■ Supplied information:

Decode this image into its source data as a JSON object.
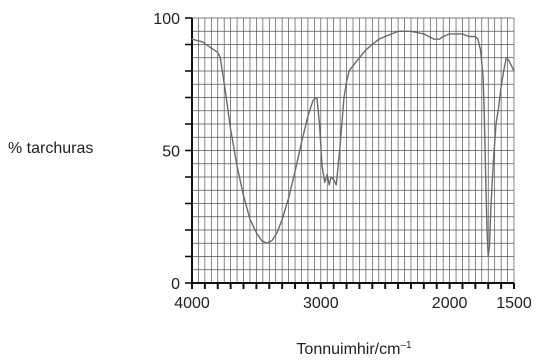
{
  "chart_data": {
    "type": "line",
    "title": "",
    "xlabel": "Tonnuimhir/cm",
    "xlabel_superscript": "–1",
    "ylabel": "% tarchuras",
    "xlim": [
      4000,
      1500
    ],
    "ylim": [
      0,
      100
    ],
    "x_reversed": true,
    "grid": true,
    "legend": "none",
    "x_ticks": [
      {
        "value": 4000,
        "label": "4000"
      },
      {
        "value": 3000,
        "label": "3000"
      },
      {
        "value": 2000,
        "label": "2000"
      },
      {
        "value": 1500,
        "label": "1500"
      }
    ],
    "y_ticks": [
      {
        "value": 0,
        "label": "0"
      },
      {
        "value": 50,
        "label": "50"
      },
      {
        "value": 100,
        "label": "100"
      }
    ],
    "series": [
      {
        "color": "#6a6a6a",
        "x": [
          4000,
          3920,
          3860,
          3800,
          3780,
          3740,
          3700,
          3650,
          3600,
          3550,
          3500,
          3460,
          3420,
          3380,
          3340,
          3300,
          3250,
          3200,
          3150,
          3100,
          3060,
          3030,
          3010,
          2990,
          2970,
          2950,
          2935,
          2920,
          2900,
          2880,
          2850,
          2820,
          2800,
          2780,
          2750,
          2700,
          2650,
          2600,
          2550,
          2500,
          2400,
          2300,
          2200,
          2120,
          2080,
          2050,
          2000,
          1950,
          1900,
          1850,
          1800,
          1780,
          1760,
          1740,
          1730,
          1720,
          1710,
          1700,
          1690,
          1680,
          1660,
          1640,
          1620,
          1600,
          1580,
          1560,
          1540,
          1520,
          1500
        ],
        "y": [
          92,
          91,
          89,
          87,
          85,
          72,
          58,
          44,
          33,
          24,
          19,
          16,
          15,
          16,
          19,
          24,
          32,
          42,
          53,
          63,
          69,
          70,
          60,
          44,
          38,
          41,
          37,
          40,
          39,
          37,
          52,
          70,
          76,
          80,
          82,
          85,
          88,
          90,
          92,
          93,
          95,
          95,
          94,
          92,
          92,
          93,
          94,
          94,
          94,
          93,
          93,
          92,
          88,
          78,
          62,
          40,
          20,
          10,
          14,
          28,
          46,
          60,
          66,
          74,
          80,
          85,
          84,
          82,
          80
        ]
      }
    ]
  }
}
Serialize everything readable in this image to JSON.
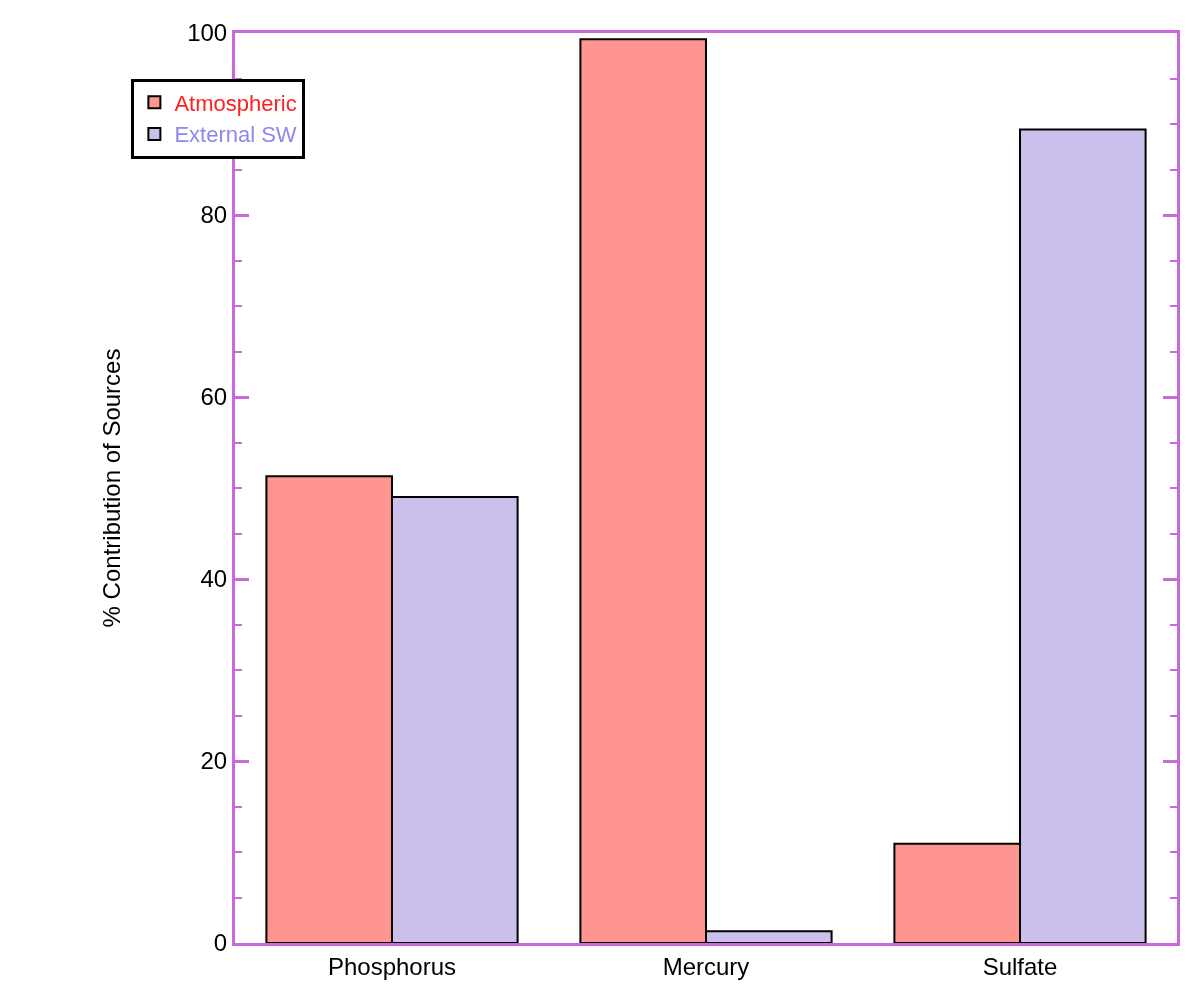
{
  "chart_data": {
    "type": "bar",
    "ylabel": "% Contribution of Sources",
    "categories": [
      "Phosphorus",
      "Mercury",
      "Sulfate"
    ],
    "series": [
      {
        "name": "Atmospheric",
        "color": "#ff9590",
        "values": [
          51.3,
          99.3,
          10.9
        ]
      },
      {
        "name": "External SW",
        "color": "#cbc0ec",
        "values": [
          49.0,
          1.3,
          89.4
        ]
      }
    ],
    "ylim": [
      0,
      100
    ],
    "yticks": [
      0,
      20,
      40,
      60,
      80,
      100
    ],
    "legend": "top left"
  }
}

■ What the task requires: Make an exact copy of every entry above, minus the images.

■ Correct answer:
Decode this image into its source data as a JSON object.
{
  "chart_data": {
    "type": "line",
    "title": "",
    "xlabel": "Tonnuimhir/cm",
    "xlabel_superscript": "–1",
    "ylabel": "% tarchuras",
    "xlim": [
      4000,
      1500
    ],
    "ylim": [
      0,
      100
    ],
    "x_reversed": true,
    "grid": true,
    "legend": "none",
    "x_ticks": [
      {
        "value": 4000,
        "label": "4000"
      },
      {
        "value": 3000,
        "label": "3000"
      },
      {
        "value": 2000,
        "label": "2000"
      },
      {
        "value": 1500,
        "label": "1500"
      }
    ],
    "y_ticks": [
      {
        "value": 0,
        "label": "0"
      },
      {
        "value": 50,
        "label": "50"
      },
      {
        "value": 100,
        "label": "100"
      }
    ],
    "series": [
      {
        "color": "#6a6a6a",
        "x": [
          4000,
          3920,
          3860,
          3800,
          3780,
          3740,
          3700,
          3650,
          3600,
          3550,
          3500,
          3460,
          3420,
          3380,
          3340,
          3300,
          3250,
          3200,
          3150,
          3100,
          3060,
          3030,
          3010,
          2990,
          2970,
          2950,
          2935,
          2920,
          2900,
          2880,
          2850,
          2820,
          2800,
          2780,
          2750,
          2700,
          2650,
          2600,
          2550,
          2500,
          2400,
          2300,
          2200,
          2120,
          2080,
          2050,
          2000,
          1950,
          1900,
          1850,
          1800,
          1780,
          1760,
          1740,
          1730,
          1720,
          1710,
          1700,
          1690,
          1680,
          1660,
          1640,
          1620,
          1600,
          1580,
          1560,
          1540,
          1520,
          1500
        ],
        "y": [
          92,
          91,
          89,
          87,
          85,
          72,
          58,
          44,
          33,
          24,
          19,
          16,
          15,
          16,
          19,
          24,
          32,
          42,
          53,
          63,
          69,
          70,
          60,
          44,
          38,
          41,
          37,
          40,
          39,
          37,
          52,
          70,
          76,
          80,
          82,
          85,
          88,
          90,
          92,
          93,
          95,
          95,
          94,
          92,
          92,
          93,
          94,
          94,
          94,
          93,
          93,
          92,
          88,
          78,
          62,
          40,
          20,
          10,
          14,
          28,
          46,
          60,
          66,
          74,
          80,
          85,
          84,
          82,
          80
        ]
      }
    ]
  }
}
Serialize everything readable in this image to JSON.
{
  "chart_data": {
    "type": "bar",
    "ylabel": "% Contribution of Sources",
    "categories": [
      "Phosphorus",
      "Mercury",
      "Sulfate"
    ],
    "series": [
      {
        "name": "Atmospheric",
        "color": "#ff9590",
        "values": [
          51.3,
          99.3,
          10.9
        ]
      },
      {
        "name": "External SW",
        "color": "#cbc0ec",
        "values": [
          49.0,
          1.3,
          89.4
        ]
      }
    ],
    "ylim": [
      0,
      100
    ],
    "yticks": [
      0,
      20,
      40,
      60,
      80,
      100
    ],
    "legend": "top left"
  }
}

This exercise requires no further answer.